Which lines below contain the word "Size"? Copy each one.

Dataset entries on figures
-- -- --

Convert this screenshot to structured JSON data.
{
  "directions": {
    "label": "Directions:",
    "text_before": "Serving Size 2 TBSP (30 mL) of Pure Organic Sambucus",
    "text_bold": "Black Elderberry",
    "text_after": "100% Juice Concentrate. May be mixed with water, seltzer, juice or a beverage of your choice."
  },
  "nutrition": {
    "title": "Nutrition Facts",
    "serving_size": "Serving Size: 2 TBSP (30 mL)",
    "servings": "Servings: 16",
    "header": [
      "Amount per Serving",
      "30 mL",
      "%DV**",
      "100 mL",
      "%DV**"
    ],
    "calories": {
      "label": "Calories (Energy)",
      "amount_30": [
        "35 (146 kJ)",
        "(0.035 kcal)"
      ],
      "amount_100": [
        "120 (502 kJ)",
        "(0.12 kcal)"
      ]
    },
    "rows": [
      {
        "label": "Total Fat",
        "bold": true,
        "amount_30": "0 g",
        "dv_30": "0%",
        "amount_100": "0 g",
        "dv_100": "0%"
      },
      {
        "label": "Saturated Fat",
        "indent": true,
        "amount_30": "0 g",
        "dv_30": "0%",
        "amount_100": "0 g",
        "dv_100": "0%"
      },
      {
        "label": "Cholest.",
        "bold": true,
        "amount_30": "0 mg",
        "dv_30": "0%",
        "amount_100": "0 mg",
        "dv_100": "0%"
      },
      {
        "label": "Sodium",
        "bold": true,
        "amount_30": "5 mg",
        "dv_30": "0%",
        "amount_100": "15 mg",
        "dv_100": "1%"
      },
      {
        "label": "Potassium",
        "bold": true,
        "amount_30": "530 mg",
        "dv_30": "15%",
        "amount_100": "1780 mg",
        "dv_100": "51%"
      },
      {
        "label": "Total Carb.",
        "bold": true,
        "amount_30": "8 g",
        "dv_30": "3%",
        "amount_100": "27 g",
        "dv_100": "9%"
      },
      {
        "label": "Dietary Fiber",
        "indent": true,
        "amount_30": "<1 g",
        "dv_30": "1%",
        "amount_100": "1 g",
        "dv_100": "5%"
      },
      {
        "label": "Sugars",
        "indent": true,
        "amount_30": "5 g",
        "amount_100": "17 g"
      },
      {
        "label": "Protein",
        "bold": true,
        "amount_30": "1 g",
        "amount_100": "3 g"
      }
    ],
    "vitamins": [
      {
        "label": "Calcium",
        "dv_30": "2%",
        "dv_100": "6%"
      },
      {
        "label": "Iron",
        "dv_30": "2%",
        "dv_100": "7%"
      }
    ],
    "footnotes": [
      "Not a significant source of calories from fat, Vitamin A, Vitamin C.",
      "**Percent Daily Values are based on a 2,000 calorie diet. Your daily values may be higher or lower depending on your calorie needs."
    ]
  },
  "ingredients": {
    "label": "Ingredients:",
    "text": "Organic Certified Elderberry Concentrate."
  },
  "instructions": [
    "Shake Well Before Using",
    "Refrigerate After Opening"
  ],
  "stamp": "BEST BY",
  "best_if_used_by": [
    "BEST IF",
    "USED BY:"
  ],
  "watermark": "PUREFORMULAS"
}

-- -- --

§ **OUTPUT FOR THIS TASK**
    "text_before": "Serving Size 2 TBSP (30 mL) of Pure Organic Sambucus",
    "serving_size": "Serving Size: 2 TBSP (30 mL)",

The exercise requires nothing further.